EXTRACTED RECORDS ::
_ _ _ _ _ _ _

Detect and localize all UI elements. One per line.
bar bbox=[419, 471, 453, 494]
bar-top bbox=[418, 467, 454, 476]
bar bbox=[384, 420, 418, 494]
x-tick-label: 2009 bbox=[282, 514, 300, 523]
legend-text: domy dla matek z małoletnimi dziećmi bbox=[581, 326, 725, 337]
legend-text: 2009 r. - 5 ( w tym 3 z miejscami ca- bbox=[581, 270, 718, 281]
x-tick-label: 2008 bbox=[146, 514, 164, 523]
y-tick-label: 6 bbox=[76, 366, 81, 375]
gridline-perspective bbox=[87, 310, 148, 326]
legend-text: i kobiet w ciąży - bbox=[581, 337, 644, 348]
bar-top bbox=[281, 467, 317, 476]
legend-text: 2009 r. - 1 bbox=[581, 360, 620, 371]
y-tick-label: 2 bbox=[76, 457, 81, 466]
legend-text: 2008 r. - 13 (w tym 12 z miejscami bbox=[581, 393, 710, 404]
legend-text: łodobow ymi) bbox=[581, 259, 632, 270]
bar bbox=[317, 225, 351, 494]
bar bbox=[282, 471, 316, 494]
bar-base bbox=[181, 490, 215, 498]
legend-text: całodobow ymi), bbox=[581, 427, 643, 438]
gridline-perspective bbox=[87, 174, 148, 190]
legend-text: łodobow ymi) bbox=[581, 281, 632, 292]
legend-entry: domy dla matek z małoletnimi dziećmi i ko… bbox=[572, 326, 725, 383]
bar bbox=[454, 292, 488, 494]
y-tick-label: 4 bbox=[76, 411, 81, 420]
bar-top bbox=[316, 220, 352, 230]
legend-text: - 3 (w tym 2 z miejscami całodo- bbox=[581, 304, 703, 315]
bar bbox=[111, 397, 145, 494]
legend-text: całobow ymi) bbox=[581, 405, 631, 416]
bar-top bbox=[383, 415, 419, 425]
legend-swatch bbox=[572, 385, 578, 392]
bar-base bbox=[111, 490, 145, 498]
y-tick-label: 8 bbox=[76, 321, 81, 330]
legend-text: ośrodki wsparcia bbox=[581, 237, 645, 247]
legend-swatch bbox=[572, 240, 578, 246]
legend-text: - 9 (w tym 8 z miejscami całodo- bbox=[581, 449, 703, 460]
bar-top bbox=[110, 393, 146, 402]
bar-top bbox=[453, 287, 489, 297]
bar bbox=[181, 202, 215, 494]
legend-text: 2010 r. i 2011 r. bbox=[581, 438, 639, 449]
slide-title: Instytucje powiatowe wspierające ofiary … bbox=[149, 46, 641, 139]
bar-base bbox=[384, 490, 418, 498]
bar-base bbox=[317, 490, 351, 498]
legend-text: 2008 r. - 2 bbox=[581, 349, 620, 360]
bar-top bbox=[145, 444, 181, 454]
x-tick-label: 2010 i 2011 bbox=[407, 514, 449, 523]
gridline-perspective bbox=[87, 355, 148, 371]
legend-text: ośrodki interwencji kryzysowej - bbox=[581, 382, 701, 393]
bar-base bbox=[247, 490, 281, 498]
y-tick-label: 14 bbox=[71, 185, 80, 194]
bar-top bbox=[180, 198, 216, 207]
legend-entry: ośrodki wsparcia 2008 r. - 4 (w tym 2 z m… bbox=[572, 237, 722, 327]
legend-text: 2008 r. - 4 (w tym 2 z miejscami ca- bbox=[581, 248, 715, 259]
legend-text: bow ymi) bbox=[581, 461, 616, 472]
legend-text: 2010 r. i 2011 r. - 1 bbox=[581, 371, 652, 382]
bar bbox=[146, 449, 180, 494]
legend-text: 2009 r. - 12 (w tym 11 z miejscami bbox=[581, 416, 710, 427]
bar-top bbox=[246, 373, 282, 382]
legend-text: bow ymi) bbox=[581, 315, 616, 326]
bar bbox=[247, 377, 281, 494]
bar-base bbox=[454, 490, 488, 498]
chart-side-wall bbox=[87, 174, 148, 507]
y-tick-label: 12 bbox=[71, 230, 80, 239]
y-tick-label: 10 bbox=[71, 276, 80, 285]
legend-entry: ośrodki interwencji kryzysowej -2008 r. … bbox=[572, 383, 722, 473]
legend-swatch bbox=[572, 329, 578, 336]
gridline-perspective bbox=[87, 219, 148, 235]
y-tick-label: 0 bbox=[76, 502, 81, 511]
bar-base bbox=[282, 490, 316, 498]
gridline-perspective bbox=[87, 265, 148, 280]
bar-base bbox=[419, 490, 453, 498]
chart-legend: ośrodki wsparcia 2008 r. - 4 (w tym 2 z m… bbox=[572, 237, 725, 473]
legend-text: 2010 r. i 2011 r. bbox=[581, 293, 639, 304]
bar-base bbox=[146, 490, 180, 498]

_ _ _ _ _ _ _

WHAT NEEDS TO BE DONE :: Reproduce every line of the item above without changing a single character.

WRITTEN RESPONSE ::
Detect and localize all UI elements. One per line.
bar bbox=[419, 471, 453, 494]
bar-top bbox=[418, 467, 454, 476]
bar bbox=[384, 420, 418, 494]
x-tick-label: 2009 bbox=[282, 514, 300, 523]
legend-text: domy dla matek z małoletnimi dziećmi bbox=[581, 326, 725, 337]
legend-text: 2009 r. - 5 ( w tym 3 z miejscami ca- bbox=[581, 270, 718, 281]
x-tick-label: 2008 bbox=[146, 514, 164, 523]
y-tick-label: 6 bbox=[76, 366, 81, 375]
gridline-perspective bbox=[87, 310, 148, 326]
legend-text: i kobiet w ciąży - bbox=[581, 337, 644, 348]
bar-top bbox=[281, 467, 317, 476]
legend-text: 2009 r. - 1 bbox=[581, 360, 620, 371]
y-tick-label: 2 bbox=[76, 457, 81, 466]
legend-text: 2008 r. - 13 (w tym 12 z miejscami bbox=[581, 393, 710, 404]
legend-text: łodobow ymi) bbox=[581, 259, 632, 270]
bar bbox=[317, 225, 351, 494]
bar bbox=[282, 471, 316, 494]
bar-base bbox=[181, 490, 215, 498]
legend-text: całodobow ymi), bbox=[581, 427, 643, 438]
gridline-perspective bbox=[87, 174, 148, 190]
legend-text: łodobow ymi) bbox=[581, 281, 632, 292]
legend-entry: domy dla matek z małoletnimi dziećmi i ko… bbox=[572, 326, 725, 383]
bar bbox=[454, 292, 488, 494]
y-tick-label: 4 bbox=[76, 411, 81, 420]
bar-top bbox=[316, 220, 352, 230]
legend-text: - 3 (w tym 2 z miejscami całodo- bbox=[581, 304, 703, 315]
bar bbox=[111, 397, 145, 494]
legend-text: całobow ymi) bbox=[581, 405, 631, 416]
bar-top bbox=[383, 415, 419, 425]
legend-swatch bbox=[572, 385, 578, 392]
bar-base bbox=[111, 490, 145, 498]
y-tick-label: 8 bbox=[76, 321, 81, 330]
legend-text: ośrodki wsparcia bbox=[581, 237, 645, 247]
legend-swatch bbox=[572, 240, 578, 246]
legend-text: - 9 (w tym 8 z miejscami całodo- bbox=[581, 449, 703, 460]
bar-top bbox=[110, 393, 146, 402]
bar-top bbox=[453, 287, 489, 297]
bar bbox=[181, 202, 215, 494]
legend-text: 2010 r. i 2011 r. bbox=[581, 438, 639, 449]
slide-title: Instytucje powiatowe wspierające ofiary … bbox=[149, 46, 641, 139]
bar-base bbox=[384, 490, 418, 498]
bar-base bbox=[317, 490, 351, 498]
legend-text: 2008 r. - 2 bbox=[581, 349, 620, 360]
bar-top bbox=[145, 444, 181, 454]
x-tick-label: 2010 i 2011 bbox=[407, 514, 449, 523]
gridline-perspective bbox=[87, 355, 148, 371]
legend-text: ośrodki interwencji kryzysowej - bbox=[581, 382, 701, 393]
bar-base bbox=[247, 490, 281, 498]
y-tick-label: 14 bbox=[71, 185, 80, 194]
bar-top bbox=[180, 198, 216, 207]
legend-entry: ośrodki wsparcia 2008 r. - 4 (w tym 2 z m… bbox=[572, 237, 722, 327]
legend-text: 2008 r. - 4 (w tym 2 z miejscami ca- bbox=[581, 248, 715, 259]
legend-text: bow ymi) bbox=[581, 461, 616, 472]
legend-text: 2010 r. i 2011 r. - 1 bbox=[581, 371, 652, 382]
bar bbox=[146, 449, 180, 494]
legend-text: 2009 r. - 12 (w tym 11 z miejscami bbox=[581, 416, 710, 427]
bar-top bbox=[246, 373, 282, 382]
legend-text: bow ymi) bbox=[581, 315, 616, 326]
bar bbox=[247, 377, 281, 494]
bar-base bbox=[454, 490, 488, 498]
chart-side-wall bbox=[87, 174, 148, 507]
y-tick-label: 12 bbox=[71, 230, 80, 239]
y-tick-label: 10 bbox=[71, 276, 80, 285]
legend-entry: ośrodki interwencji kryzysowej -2008 r. … bbox=[572, 383, 722, 473]
legend-swatch bbox=[572, 329, 578, 336]
gridline-perspective bbox=[87, 219, 148, 235]
y-tick-label: 0 bbox=[76, 502, 81, 511]
bar-base bbox=[282, 490, 316, 498]
gridline-perspective bbox=[87, 265, 148, 280]
bar-base bbox=[419, 490, 453, 498]
chart-legend: ośrodki wsparcia 2008 r. - 4 (w tym 2 z m… bbox=[572, 237, 725, 473]
legend-text: 2010 r. i 2011 r. bbox=[581, 293, 639, 304]
bar-base bbox=[146, 490, 180, 498]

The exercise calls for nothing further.